— Start Stored records —

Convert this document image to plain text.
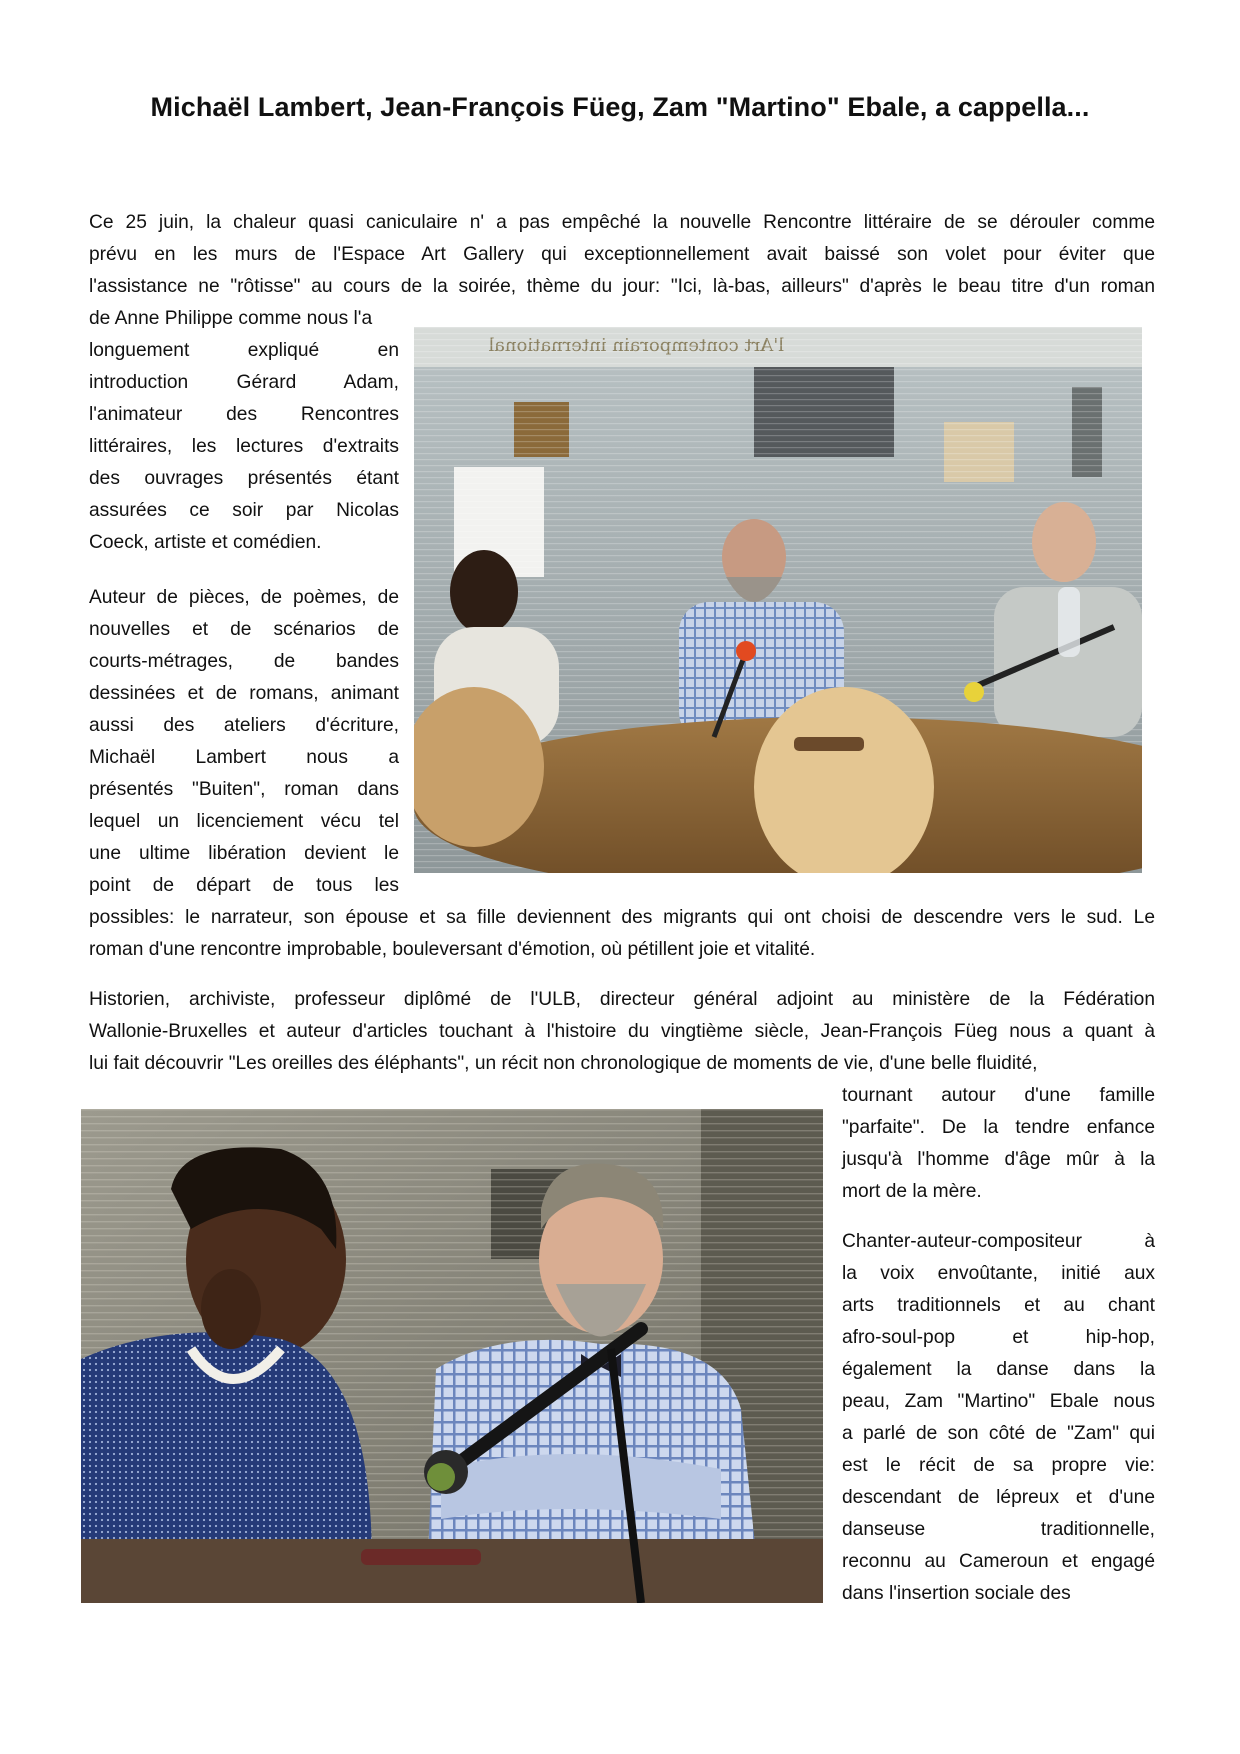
Michaël Lambert, Jean-François Füeg, Zam "Martino" Ebale, a cappella...
Ce 25 juin, la chaleur quasi caniculaire n' a pas empêché la nouvelle Rencontre littéraire de se dérouler comme
prévu en les murs de l'Espace Art Gallery qui exceptionnellement avait baissé son volet pour éviter que
l'assistance ne "rôtisse" au cours de la soirée, thème du jour: "Ici, là-bas, ailleurs" d'après le beau titre d'un roman
de Anne Philippe comme nous l'a
longuement expliqué en
introduction Gérard Adam,
l'animateur des Rencontres
littéraires, les lectures d'extraits
des ouvrages présentés étant
assurées ce soir par Nicolas
Coeck, artiste et comédien.
Auteur de pièces, de poèmes, de
nouvelles et de scénarios de
courts-métrages, de bandes
dessinées et de romans, animant
aussi des ateliers d'écriture,
Michaël Lambert nous a
présentés "Buiten", roman dans
lequel un licenciement vécu tel
une ultime libération devient le
point de départ de tous les
possibles: le narrateur, son épouse et sa fille deviennent des migrants qui ont choisi de descendre vers le sud. Le
roman d'une rencontre improbable, bouleversant d'émotion, où pétillent joie et vitalité.
Historien, archiviste, professeur diplômé de l'ULB, directeur général adjoint au ministère de la Fédération
Wallonie-Bruxelles et auteur d'articles touchant à l'histoire du vingtième siècle, Jean-François Füeg nous a quant à
lui fait découvrir "Les oreilles des éléphants", un récit non chronologique de moments de vie, d'une belle fluidité,
tournant autour d'une famille
"parfaite". De la tendre enfance
jusqu'à l'homme d'âge mûr à la
mort de la mère.
Chanter-auteur-compositeur à
la voix envoûtante, initié aux
arts traditionnels et au chant
afro-soul-pop et hip-hop,
également la danse dans la
peau, Zam "Martino" Ebale nous
a parlé de son côté de "Zam" qui
est le récit de sa propre vie:
descendant de lépreux et d'une
danseuse traditionnelle,
reconnu au Cameroun et engagé
dans l'insertion sociale des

— End Stored records —

What you should do:
Transcribe the whole listing exactly. Pictures stay out of your copy.

Result:
Convert this document image to plain text.
Michaël Lambert, Jean-François Füeg, Zam "Martino" Ebale, a cappella...
Ce 25 juin, la chaleur quasi caniculaire n' a pas empêché la nouvelle Rencontre littéraire de se dérouler comme
prévu en les murs de l'Espace Art Gallery qui exceptionnellement avait baissé son volet pour éviter que
l'assistance ne "rôtisse" au cours de la soirée, thème du jour: "Ici, là-bas, ailleurs" d'après le beau titre d'un roman
de Anne Philippe comme nous l'a
longuement expliqué en
introduction Gérard Adam,
l'animateur des Rencontres
littéraires, les lectures d'extraits
des ouvrages présentés étant
assurées ce soir par Nicolas
Coeck, artiste et comédien.
Auteur de pièces, de poèmes, de
nouvelles et de scénarios de
courts-métrages, de bandes
dessinées et de romans, animant
aussi des ateliers d'écriture,
Michaël Lambert nous a
présentés "Buiten", roman dans
lequel un licenciement vécu tel
une ultime libération devient le
point de départ de tous les
possibles: le narrateur, son épouse et sa fille deviennent des migrants qui ont choisi de descendre vers le sud. Le
roman d'une rencontre improbable, bouleversant d'émotion, où pétillent joie et vitalité.
Historien, archiviste, professeur diplômé de l'ULB, directeur général adjoint au ministère de la Fédération
Wallonie-Bruxelles et auteur d'articles touchant à l'histoire du vingtième siècle, Jean-François Füeg nous a quant à
lui fait découvrir "Les oreilles des éléphants", un récit non chronologique de moments de vie, d'une belle fluidité,
tournant autour d'une famille
"parfaite". De la tendre enfance
jusqu'à l'homme d'âge mûr à la
mort de la mère.
Chanter-auteur-compositeur à
la voix envoûtante, initié aux
arts traditionnels et au chant
afro-soul-pop et hip-hop,
également la danse dans la
peau, Zam "Martino" Ebale nous
a parlé de son côté de "Zam" qui
est le récit de sa propre vie:
descendant de lépreux et d'une
danseuse traditionnelle,
reconnu au Cameroun et engagé
dans l'insertion sociale des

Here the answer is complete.